:: DATA PROVIDED ::

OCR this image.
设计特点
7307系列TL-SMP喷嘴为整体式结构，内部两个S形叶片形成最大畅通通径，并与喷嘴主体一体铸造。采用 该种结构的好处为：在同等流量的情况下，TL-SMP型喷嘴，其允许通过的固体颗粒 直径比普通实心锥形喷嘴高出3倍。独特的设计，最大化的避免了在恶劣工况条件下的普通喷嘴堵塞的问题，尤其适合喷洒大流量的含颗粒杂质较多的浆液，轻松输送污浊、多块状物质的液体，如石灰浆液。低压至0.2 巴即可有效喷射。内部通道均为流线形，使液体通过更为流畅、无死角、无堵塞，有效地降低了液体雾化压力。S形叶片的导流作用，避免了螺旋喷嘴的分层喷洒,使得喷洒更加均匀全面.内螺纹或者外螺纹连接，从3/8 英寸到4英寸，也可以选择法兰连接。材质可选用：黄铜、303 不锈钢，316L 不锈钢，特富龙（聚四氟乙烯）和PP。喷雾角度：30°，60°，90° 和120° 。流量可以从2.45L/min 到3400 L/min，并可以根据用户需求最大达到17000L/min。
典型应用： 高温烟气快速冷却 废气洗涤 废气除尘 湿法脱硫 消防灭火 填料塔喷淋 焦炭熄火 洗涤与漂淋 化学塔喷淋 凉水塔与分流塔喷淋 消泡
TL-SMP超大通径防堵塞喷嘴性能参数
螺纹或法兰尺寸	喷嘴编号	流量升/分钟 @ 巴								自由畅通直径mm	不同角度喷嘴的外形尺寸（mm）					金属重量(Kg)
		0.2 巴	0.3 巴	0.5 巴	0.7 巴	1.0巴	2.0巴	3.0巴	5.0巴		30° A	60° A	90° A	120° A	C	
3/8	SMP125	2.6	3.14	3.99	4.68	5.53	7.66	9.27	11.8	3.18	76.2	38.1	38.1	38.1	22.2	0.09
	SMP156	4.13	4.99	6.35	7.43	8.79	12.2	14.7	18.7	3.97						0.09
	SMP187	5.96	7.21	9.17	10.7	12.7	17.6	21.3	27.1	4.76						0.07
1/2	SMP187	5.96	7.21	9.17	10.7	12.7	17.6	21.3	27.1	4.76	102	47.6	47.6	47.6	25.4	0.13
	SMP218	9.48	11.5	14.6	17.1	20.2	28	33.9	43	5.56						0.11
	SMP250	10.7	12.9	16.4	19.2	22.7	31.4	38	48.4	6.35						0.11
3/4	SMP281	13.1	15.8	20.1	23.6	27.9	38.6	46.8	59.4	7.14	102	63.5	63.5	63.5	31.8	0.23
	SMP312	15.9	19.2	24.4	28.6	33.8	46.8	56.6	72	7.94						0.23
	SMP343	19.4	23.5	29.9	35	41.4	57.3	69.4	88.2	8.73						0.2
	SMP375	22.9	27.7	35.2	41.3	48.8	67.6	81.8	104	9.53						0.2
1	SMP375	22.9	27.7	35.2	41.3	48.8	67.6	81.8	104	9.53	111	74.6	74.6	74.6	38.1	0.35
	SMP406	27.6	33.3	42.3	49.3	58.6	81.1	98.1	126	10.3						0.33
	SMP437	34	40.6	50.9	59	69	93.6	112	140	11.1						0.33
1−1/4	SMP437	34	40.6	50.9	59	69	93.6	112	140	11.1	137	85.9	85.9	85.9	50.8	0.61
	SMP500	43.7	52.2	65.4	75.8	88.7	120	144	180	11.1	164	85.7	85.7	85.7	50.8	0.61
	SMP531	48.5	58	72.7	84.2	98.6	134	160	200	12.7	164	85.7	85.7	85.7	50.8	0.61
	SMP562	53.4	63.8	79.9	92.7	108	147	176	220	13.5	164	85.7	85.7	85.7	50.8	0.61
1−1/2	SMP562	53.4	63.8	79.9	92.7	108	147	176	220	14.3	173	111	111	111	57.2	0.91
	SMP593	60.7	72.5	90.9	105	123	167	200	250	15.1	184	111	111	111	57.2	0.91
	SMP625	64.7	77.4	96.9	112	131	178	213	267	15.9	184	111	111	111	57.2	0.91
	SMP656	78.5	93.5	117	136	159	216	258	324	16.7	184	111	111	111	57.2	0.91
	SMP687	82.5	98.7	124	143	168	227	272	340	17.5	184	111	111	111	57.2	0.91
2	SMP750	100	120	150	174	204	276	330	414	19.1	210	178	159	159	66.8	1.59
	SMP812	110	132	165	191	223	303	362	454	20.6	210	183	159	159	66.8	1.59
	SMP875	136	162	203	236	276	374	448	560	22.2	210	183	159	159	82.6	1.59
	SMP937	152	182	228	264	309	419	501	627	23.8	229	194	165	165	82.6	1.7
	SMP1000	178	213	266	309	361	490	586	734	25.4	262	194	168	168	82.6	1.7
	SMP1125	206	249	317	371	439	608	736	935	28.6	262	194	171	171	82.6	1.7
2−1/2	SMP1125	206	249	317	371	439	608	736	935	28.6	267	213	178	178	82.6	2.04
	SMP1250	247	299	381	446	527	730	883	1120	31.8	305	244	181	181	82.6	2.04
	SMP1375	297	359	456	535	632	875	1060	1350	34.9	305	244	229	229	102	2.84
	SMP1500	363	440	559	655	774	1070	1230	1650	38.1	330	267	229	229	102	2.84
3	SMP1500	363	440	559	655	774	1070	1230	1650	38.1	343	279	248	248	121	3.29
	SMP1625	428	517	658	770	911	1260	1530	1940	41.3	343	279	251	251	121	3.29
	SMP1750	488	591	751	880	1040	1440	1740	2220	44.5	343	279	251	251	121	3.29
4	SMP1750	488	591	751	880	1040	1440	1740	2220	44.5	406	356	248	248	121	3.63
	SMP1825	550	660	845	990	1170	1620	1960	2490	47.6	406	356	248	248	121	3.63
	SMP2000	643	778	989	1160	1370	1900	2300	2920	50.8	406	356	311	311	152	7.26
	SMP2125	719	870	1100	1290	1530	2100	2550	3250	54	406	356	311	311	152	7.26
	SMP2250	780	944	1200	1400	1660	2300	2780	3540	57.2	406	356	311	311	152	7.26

:::
:: DATA PROVIDED ::

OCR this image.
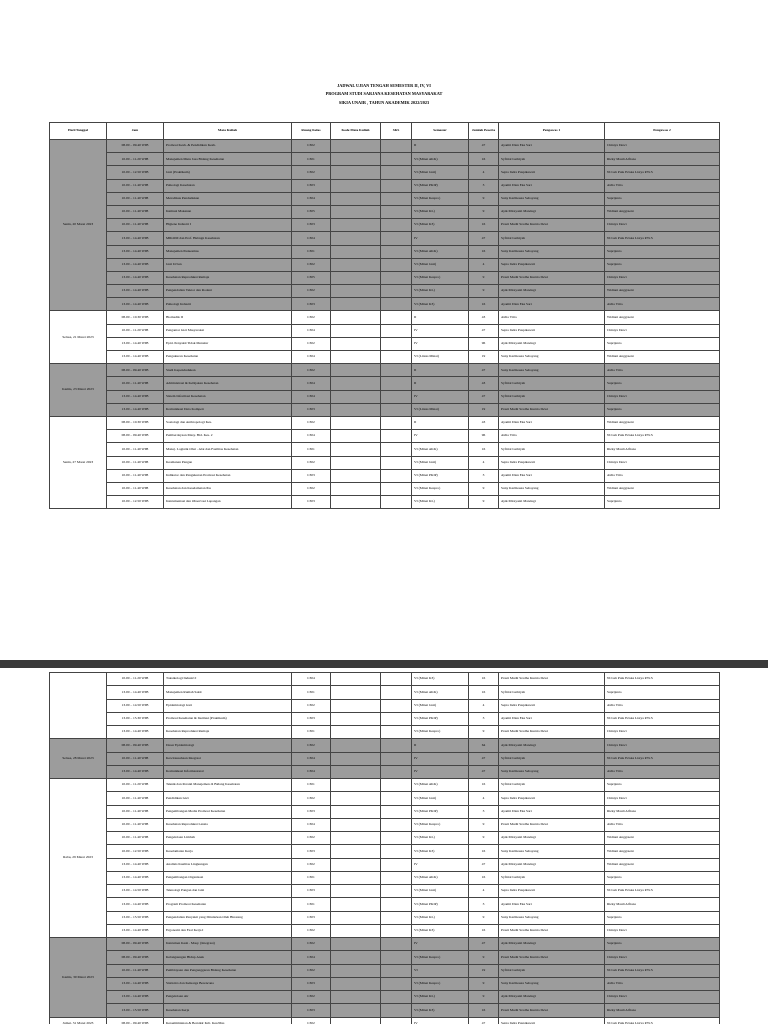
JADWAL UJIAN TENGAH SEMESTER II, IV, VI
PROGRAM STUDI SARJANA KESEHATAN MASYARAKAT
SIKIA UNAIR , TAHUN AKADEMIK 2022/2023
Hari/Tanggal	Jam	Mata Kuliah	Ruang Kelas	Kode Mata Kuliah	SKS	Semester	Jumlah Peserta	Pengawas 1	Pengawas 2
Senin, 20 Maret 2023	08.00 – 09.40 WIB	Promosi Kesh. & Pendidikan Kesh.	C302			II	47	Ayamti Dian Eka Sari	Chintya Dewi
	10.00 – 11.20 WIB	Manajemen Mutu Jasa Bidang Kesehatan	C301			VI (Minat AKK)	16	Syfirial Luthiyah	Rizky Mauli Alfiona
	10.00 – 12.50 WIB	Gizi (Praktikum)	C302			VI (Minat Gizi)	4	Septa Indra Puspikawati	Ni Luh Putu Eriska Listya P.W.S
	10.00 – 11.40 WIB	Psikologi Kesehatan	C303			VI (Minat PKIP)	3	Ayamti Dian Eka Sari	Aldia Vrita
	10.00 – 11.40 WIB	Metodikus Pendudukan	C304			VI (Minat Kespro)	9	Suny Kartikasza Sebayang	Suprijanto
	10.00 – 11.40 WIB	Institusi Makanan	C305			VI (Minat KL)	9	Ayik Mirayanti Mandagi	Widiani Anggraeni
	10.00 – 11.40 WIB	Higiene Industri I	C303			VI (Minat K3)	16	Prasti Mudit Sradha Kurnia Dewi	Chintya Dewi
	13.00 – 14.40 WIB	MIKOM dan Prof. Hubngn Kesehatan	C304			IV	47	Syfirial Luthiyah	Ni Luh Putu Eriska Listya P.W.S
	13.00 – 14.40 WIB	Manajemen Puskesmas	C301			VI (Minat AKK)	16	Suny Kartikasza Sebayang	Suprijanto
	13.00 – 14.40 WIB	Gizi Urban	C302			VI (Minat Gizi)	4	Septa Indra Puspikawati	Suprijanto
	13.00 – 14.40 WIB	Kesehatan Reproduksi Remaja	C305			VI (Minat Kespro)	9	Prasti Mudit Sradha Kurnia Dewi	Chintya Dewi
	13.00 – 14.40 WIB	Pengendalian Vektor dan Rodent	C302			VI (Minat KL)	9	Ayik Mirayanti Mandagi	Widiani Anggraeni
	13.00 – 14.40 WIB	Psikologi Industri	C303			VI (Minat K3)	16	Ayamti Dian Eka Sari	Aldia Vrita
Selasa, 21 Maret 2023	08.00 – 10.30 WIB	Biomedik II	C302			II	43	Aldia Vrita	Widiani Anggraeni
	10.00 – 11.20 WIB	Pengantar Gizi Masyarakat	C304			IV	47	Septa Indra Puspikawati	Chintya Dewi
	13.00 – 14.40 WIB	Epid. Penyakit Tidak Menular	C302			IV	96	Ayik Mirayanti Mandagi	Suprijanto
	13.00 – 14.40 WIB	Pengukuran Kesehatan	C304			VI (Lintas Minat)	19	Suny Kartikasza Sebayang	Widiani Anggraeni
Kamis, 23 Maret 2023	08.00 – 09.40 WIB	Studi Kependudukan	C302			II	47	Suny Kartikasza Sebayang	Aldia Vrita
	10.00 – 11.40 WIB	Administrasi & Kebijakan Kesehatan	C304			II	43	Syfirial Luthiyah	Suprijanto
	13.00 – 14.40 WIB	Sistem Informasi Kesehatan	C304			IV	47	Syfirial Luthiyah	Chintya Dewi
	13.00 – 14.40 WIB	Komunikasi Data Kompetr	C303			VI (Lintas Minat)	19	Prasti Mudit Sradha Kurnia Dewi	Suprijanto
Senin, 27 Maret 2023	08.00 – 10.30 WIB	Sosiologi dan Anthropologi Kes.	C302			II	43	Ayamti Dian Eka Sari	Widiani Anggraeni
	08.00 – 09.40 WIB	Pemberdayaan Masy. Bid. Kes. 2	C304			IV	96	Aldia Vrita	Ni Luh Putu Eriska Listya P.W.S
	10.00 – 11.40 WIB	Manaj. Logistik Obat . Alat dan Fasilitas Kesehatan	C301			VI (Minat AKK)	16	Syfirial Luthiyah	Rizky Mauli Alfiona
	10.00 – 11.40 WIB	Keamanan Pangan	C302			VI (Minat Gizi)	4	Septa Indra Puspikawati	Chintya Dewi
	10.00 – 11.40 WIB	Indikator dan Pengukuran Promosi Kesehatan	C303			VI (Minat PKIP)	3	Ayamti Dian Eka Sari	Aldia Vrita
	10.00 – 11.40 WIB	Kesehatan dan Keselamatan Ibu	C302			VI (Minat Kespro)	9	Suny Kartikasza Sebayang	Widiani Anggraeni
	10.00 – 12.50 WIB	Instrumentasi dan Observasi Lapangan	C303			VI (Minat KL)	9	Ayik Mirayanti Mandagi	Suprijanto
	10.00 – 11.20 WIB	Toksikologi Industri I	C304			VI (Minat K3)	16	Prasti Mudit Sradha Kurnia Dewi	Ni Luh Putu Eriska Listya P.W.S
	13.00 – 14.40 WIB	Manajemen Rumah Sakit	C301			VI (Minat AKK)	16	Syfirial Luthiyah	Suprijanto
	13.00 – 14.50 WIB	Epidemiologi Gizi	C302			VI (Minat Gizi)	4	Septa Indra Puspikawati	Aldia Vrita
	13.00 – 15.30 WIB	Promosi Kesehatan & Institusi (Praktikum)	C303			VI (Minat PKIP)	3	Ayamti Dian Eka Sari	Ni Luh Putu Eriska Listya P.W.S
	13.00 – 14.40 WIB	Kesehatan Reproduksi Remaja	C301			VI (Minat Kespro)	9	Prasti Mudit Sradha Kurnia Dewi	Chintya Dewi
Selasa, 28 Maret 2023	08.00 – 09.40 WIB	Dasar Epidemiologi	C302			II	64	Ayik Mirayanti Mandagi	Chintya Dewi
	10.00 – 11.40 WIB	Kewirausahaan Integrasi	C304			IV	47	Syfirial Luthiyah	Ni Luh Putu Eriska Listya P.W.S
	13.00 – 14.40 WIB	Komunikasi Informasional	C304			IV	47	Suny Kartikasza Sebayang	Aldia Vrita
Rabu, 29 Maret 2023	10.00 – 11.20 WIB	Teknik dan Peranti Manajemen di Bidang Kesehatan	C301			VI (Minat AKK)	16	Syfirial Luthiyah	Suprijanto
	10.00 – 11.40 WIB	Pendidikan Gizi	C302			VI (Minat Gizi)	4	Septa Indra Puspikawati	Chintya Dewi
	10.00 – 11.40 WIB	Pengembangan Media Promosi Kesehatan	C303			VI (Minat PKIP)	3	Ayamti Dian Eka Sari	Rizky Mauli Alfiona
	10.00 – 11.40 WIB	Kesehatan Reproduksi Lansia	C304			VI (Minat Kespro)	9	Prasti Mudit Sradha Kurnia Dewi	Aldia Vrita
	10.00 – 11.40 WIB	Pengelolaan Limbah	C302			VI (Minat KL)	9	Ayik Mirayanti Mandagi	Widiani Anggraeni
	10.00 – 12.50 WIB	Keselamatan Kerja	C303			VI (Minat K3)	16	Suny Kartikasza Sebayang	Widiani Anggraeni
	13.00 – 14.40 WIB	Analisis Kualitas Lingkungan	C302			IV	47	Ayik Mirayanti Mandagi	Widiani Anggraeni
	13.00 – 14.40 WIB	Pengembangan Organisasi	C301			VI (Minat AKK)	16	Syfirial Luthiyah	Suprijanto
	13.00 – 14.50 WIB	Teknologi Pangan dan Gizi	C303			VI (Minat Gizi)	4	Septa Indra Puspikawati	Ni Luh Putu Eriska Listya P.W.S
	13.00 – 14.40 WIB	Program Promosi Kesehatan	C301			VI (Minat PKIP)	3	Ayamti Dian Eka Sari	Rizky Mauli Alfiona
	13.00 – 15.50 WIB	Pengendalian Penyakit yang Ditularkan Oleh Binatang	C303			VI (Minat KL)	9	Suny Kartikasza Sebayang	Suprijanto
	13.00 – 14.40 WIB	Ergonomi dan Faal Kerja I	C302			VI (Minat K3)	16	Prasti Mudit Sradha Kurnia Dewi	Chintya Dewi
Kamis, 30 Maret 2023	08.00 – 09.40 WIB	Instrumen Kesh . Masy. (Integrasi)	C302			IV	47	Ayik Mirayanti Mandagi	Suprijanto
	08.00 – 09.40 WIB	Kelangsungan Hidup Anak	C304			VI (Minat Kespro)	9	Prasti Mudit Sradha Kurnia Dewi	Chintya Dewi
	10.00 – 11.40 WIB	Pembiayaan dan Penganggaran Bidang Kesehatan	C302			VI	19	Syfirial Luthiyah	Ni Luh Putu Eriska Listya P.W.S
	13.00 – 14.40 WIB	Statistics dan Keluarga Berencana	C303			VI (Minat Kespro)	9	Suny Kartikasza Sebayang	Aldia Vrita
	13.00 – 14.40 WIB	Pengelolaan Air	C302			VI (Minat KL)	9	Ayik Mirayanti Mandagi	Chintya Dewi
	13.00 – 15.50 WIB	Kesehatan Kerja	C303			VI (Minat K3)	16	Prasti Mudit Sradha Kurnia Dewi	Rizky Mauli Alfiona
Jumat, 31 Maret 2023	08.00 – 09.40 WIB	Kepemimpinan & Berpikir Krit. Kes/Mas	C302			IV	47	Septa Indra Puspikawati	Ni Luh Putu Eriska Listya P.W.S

:::
:: DATA PROVIDED ::

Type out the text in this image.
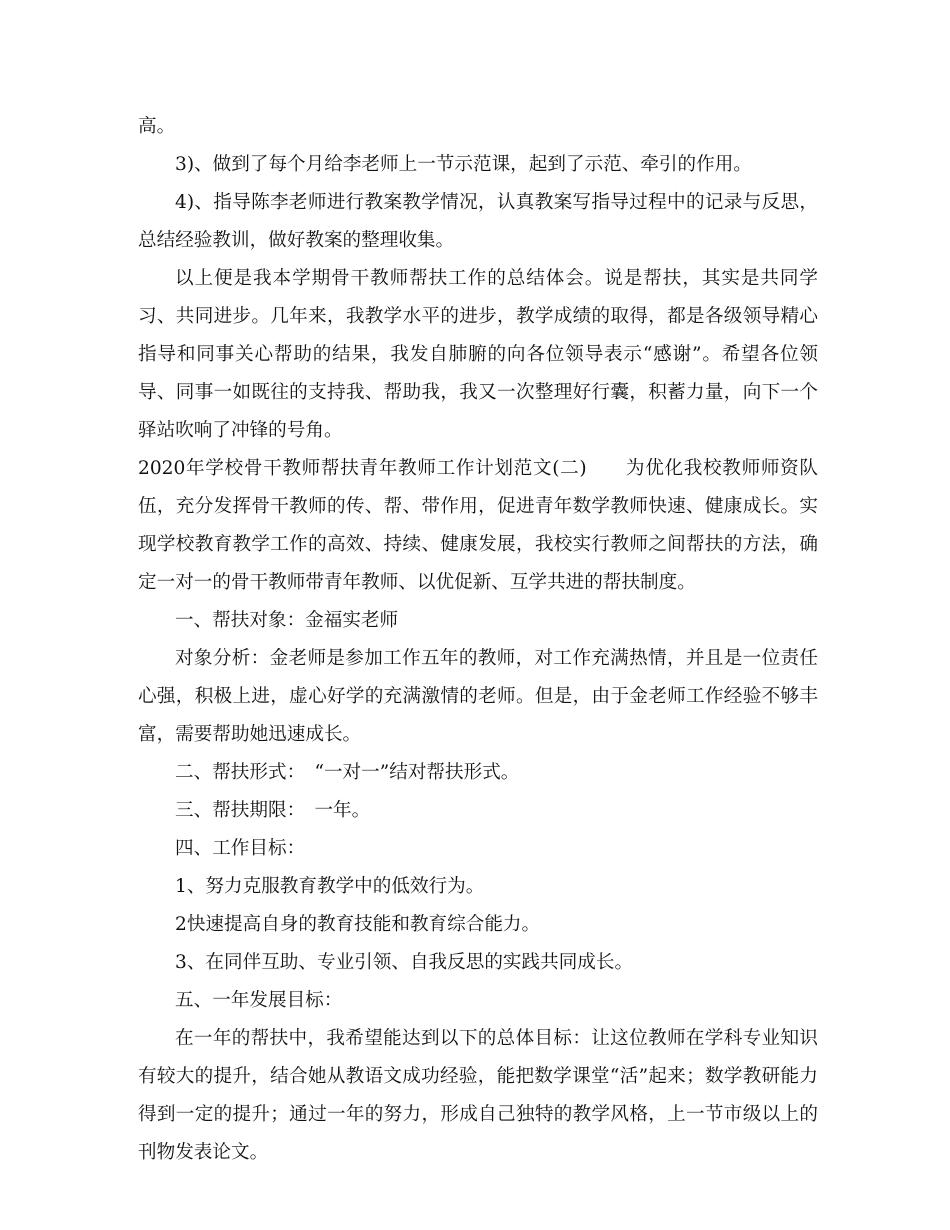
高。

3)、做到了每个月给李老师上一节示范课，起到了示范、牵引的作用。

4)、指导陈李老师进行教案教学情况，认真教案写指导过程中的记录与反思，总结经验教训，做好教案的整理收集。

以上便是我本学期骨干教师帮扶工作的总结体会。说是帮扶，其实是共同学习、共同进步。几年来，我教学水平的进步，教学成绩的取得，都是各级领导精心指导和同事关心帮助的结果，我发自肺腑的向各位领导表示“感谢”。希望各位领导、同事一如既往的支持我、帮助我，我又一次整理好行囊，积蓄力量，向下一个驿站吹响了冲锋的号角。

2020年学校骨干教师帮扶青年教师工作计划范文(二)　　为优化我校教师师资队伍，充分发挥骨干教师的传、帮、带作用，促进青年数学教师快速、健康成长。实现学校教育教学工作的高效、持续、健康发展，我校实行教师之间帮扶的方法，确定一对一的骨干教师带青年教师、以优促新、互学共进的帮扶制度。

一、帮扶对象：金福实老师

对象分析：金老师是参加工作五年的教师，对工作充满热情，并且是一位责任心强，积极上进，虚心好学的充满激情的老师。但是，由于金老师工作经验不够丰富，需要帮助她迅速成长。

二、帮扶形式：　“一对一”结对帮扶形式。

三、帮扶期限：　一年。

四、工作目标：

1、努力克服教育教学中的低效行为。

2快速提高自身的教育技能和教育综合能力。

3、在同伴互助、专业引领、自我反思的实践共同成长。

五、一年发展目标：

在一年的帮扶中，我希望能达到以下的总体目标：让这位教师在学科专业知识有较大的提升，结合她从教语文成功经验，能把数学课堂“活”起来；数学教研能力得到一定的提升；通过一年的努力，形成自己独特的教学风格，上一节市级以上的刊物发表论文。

:::

*REQUIRED TASK*.
In the material above, tally every line with the string "Alfiona" in it, then give that number alone.

*TASK OUTPUT*.
5